Exercise directions – Leaving out the pictures, transcribe all of the records faithfully.

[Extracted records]
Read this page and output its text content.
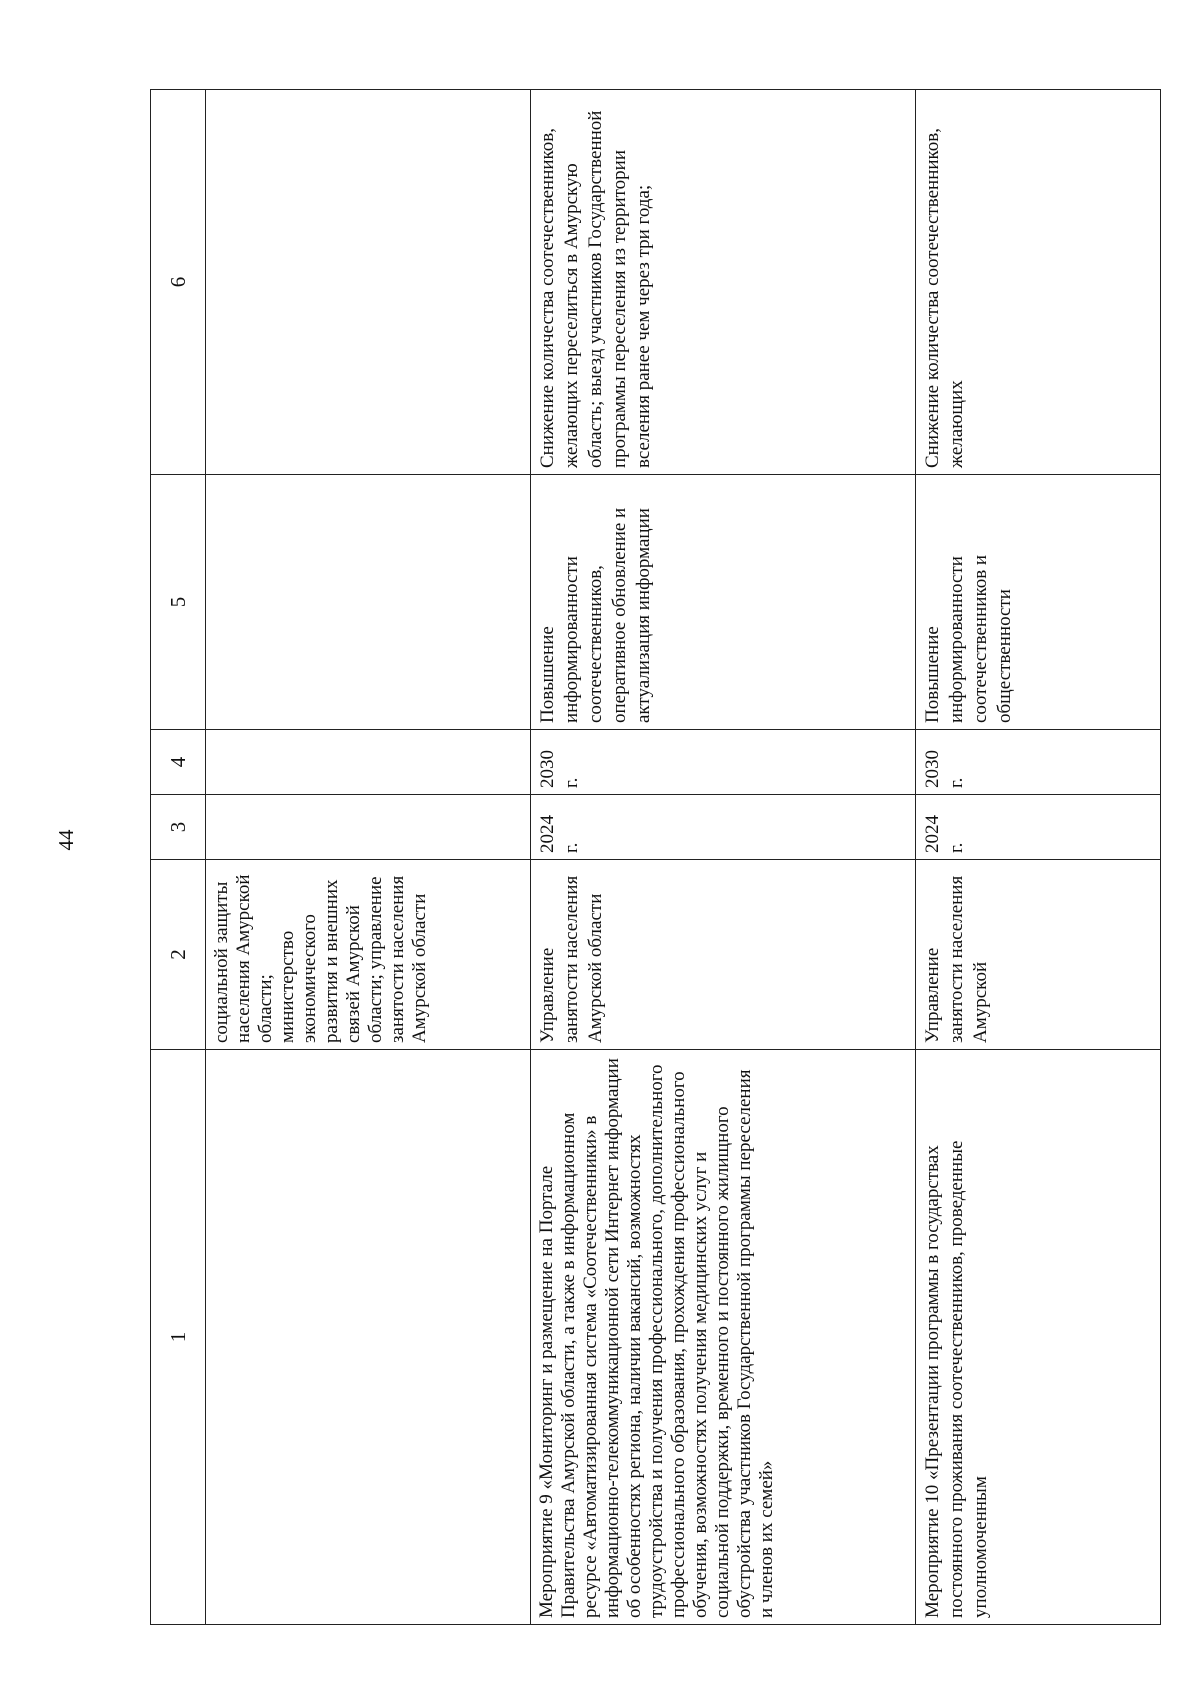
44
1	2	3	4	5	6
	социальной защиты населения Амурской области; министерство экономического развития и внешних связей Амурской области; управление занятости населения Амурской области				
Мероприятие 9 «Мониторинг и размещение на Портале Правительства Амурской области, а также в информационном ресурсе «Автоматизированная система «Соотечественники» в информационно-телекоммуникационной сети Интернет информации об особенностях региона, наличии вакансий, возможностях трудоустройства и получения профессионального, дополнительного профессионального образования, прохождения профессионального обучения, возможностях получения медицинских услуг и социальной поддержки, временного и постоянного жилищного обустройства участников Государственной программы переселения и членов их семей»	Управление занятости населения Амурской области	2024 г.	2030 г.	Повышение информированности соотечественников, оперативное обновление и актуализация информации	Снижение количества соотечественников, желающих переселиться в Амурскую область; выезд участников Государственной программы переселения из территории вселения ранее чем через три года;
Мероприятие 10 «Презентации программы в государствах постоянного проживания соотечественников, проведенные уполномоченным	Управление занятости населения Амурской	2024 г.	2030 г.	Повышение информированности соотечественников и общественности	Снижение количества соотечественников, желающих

Exercise output –
Read this page and output its text content.
44
1	2	3	4	5	6
	социальной защиты населения Амурской области; министерство экономического развития и внешних связей Амурской области; управление занятости населения Амурской области				
Мероприятие 9 «Мониторинг и размещение на Портале Правительства Амурской области, а также в информационном ресурсе «Автоматизированная система «Соотечественники» в информационно-телекоммуникационной сети Интернет информации об особенностях региона, наличии вакансий, возможностях трудоустройства и получения профессионального, дополнительного профессионального образования, прохождения профессионального обучения, возможностях получения медицинских услуг и социальной поддержки, временного и постоянного жилищного обустройства участников Государственной программы переселения и членов их семей»	Управление занятости населения Амурской области	2024 г.	2030 г.	Повышение информированности соотечественников, оперативное обновление и актуализация информации	Снижение количества соотечественников, желающих переселиться в Амурскую область; выезд участников Государственной программы переселения из территории вселения ранее чем через три года;
Мероприятие 10 «Презентации программы в государствах постоянного проживания соотечественников, проведенные уполномоченным	Управление занятости населения Амурской	2024 г.	2030 г.	Повышение информированности соотечественников и общественности	Снижение количества соотечественников, желающих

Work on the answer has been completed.